## START Records

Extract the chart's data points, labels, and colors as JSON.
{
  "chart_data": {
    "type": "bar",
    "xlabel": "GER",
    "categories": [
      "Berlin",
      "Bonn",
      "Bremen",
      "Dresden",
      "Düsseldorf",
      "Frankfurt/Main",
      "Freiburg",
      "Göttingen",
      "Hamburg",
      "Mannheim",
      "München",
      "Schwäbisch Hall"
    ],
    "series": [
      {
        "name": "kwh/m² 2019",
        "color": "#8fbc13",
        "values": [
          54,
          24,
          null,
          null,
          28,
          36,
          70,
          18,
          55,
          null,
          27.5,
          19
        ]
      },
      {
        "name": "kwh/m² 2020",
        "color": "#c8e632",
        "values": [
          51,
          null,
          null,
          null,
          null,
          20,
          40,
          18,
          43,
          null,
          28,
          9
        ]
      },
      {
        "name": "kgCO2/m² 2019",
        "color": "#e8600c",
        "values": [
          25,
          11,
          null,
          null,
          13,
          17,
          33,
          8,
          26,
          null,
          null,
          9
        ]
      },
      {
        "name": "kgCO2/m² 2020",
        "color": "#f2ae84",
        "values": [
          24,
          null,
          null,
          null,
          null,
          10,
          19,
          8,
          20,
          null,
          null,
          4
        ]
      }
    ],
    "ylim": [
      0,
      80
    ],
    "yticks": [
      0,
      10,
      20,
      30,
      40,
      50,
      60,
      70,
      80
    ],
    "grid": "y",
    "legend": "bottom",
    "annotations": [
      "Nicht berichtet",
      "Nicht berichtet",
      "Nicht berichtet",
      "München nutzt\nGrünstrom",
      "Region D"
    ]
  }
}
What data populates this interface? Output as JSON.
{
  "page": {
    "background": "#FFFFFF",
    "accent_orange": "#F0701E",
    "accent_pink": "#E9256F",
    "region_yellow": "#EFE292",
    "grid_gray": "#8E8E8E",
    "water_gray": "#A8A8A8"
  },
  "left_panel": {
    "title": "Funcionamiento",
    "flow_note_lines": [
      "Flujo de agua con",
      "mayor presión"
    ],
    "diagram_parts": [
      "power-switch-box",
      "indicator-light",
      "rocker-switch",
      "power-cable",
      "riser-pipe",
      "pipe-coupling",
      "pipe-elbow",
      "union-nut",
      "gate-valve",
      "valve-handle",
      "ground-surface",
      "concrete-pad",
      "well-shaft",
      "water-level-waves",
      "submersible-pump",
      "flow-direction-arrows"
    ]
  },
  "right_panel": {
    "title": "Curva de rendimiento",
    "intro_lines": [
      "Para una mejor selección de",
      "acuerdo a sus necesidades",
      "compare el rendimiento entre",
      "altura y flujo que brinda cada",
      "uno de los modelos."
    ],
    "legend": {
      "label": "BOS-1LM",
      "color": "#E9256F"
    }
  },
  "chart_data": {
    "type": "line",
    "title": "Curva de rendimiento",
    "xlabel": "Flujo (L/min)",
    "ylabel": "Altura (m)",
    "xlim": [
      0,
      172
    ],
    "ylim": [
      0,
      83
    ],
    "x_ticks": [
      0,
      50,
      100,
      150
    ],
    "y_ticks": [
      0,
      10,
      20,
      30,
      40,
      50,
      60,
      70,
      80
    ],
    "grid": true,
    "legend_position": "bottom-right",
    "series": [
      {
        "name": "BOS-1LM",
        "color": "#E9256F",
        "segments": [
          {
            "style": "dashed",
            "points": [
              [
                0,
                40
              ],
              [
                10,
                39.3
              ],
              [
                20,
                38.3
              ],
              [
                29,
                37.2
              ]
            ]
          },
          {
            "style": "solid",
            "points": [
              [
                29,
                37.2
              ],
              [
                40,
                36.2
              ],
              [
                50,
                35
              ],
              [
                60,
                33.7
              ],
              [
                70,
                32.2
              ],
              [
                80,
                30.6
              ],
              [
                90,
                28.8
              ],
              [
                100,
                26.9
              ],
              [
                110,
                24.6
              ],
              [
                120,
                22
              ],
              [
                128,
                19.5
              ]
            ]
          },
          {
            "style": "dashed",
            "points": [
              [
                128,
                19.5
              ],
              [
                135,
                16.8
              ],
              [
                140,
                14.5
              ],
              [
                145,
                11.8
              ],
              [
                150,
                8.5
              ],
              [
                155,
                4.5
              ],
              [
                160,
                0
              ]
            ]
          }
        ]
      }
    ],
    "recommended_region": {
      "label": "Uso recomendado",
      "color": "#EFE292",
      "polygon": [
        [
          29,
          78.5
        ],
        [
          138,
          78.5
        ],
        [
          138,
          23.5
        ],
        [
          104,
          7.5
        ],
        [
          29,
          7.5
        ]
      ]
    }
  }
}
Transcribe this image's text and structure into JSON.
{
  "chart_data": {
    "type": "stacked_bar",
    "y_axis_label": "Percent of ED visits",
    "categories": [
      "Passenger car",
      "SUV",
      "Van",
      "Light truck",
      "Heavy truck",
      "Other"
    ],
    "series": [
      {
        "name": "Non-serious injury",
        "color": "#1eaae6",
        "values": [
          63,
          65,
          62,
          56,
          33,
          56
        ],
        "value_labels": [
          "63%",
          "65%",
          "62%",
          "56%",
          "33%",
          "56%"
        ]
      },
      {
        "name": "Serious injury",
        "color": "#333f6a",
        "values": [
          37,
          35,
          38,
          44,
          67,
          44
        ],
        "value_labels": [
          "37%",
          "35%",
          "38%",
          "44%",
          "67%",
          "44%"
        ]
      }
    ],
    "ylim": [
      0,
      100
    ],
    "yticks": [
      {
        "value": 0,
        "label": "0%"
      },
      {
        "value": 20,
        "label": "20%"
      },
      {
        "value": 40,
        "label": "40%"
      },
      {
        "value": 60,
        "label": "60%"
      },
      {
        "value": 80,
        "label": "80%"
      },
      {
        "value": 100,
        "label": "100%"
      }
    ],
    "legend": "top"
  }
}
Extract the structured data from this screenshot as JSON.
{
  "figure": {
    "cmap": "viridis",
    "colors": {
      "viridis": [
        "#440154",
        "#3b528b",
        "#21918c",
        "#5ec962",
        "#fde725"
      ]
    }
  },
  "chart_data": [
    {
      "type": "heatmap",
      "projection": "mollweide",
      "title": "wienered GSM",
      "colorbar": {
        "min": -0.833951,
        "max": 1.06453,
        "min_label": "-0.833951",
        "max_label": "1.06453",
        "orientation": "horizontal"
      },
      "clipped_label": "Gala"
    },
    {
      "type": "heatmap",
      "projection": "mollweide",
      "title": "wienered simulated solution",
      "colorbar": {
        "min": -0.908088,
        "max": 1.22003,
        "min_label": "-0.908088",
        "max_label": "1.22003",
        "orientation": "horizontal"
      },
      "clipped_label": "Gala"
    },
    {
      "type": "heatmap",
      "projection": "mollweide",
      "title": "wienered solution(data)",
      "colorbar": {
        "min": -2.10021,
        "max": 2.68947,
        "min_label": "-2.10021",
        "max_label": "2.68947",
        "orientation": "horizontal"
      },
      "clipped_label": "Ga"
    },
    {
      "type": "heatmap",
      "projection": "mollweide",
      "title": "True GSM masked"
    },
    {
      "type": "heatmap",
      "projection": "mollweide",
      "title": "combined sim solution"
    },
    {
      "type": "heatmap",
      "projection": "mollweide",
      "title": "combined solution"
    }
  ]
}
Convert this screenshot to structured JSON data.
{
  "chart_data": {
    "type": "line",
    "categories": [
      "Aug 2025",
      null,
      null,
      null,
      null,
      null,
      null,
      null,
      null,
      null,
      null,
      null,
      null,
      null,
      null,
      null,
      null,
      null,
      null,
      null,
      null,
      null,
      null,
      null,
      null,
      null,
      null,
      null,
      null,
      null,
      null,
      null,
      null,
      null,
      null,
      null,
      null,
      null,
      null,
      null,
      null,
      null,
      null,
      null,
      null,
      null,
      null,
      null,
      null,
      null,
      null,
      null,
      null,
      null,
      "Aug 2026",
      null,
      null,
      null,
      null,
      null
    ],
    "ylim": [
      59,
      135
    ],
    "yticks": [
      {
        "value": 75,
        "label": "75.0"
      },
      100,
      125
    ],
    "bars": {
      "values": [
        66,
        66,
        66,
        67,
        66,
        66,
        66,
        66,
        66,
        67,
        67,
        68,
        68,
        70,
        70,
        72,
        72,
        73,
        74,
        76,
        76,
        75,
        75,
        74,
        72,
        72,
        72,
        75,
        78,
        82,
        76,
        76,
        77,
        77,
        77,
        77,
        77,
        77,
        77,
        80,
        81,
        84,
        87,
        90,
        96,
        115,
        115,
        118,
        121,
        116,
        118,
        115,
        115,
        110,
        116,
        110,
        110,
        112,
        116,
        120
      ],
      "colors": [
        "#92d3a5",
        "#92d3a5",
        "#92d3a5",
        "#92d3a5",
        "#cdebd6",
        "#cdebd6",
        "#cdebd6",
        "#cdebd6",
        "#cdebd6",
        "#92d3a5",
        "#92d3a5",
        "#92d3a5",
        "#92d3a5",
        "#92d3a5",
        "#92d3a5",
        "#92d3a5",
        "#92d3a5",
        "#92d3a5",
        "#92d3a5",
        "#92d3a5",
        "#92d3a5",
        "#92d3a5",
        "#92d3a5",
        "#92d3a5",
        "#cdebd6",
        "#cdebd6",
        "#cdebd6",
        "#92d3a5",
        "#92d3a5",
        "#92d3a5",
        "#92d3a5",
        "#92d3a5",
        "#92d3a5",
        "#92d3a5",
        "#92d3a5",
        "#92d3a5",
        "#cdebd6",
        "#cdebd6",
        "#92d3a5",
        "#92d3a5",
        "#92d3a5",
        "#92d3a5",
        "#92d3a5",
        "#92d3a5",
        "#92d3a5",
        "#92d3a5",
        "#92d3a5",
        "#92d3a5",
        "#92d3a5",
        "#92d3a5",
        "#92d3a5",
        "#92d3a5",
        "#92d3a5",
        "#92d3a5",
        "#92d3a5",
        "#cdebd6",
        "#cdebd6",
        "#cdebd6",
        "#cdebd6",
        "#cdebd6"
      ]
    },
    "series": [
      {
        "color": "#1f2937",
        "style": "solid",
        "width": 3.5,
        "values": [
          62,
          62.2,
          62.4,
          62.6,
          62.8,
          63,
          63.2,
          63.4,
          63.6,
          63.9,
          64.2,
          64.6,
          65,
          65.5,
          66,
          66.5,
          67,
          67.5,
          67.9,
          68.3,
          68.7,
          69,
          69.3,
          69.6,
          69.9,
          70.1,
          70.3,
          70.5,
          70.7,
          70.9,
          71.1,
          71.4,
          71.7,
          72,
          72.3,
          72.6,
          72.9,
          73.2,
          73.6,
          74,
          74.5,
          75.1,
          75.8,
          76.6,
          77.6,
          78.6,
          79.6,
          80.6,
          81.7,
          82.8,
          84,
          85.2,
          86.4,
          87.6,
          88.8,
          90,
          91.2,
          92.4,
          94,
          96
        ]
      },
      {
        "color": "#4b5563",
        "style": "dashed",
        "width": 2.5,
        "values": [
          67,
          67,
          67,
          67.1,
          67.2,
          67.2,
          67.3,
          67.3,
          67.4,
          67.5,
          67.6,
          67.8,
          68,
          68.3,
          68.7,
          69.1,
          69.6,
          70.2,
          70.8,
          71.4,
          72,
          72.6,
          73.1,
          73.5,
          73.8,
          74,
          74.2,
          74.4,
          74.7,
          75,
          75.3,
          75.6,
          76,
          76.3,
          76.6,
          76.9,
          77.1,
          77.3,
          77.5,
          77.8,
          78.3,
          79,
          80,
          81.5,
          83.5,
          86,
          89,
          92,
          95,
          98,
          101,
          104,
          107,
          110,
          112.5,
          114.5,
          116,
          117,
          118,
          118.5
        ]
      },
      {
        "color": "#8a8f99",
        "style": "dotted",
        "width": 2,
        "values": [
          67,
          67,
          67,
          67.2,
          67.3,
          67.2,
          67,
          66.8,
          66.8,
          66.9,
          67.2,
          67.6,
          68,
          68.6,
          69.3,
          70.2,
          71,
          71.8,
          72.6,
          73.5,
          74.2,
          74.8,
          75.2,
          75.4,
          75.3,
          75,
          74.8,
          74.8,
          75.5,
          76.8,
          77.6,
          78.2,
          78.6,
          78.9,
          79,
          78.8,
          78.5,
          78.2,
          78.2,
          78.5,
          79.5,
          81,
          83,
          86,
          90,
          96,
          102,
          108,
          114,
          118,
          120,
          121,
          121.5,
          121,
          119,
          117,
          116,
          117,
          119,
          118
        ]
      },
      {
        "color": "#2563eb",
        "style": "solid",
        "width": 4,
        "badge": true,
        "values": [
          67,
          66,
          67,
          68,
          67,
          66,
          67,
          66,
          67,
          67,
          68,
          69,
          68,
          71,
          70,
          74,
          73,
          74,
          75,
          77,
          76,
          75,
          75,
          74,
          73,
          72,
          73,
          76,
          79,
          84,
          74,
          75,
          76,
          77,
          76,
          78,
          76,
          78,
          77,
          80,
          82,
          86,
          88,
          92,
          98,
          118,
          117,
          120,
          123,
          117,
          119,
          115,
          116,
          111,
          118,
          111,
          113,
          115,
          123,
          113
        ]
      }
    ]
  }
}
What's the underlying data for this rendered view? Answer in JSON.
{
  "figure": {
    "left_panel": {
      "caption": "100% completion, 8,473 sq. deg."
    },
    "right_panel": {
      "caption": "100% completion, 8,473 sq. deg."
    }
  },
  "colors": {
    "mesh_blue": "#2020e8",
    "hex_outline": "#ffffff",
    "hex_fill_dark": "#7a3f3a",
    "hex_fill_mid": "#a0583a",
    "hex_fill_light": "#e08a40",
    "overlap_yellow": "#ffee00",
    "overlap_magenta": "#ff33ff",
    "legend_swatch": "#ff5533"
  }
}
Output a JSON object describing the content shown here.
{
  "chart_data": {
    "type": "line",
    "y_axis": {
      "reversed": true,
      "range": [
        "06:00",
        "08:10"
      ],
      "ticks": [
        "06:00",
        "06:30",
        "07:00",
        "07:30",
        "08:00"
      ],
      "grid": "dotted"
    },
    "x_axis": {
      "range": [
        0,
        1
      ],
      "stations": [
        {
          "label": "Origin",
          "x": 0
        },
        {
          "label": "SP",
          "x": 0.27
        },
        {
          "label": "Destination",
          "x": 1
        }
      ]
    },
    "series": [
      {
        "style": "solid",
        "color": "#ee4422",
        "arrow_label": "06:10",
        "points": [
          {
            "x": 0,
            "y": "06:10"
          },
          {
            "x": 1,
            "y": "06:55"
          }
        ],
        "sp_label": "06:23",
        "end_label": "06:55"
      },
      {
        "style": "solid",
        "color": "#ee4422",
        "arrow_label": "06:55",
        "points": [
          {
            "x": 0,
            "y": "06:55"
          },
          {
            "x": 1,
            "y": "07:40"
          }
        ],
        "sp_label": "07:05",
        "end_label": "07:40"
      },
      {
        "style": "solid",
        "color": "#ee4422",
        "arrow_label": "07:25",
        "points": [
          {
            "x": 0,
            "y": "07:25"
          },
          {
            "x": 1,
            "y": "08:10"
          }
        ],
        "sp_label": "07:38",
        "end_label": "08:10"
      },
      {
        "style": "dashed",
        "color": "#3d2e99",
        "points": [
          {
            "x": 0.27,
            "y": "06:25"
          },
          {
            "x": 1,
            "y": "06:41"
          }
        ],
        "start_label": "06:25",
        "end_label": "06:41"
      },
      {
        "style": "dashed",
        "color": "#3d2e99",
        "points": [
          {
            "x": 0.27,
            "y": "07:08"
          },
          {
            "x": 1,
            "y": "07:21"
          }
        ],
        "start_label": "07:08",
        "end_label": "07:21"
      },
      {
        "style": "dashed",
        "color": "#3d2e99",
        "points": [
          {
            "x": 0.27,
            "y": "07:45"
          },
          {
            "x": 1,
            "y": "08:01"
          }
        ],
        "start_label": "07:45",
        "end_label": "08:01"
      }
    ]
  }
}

## END Records

What this task involves: Determine the number of lines in the entries above where the string "structured" appears. Answer with the number alone.

Task solution: 2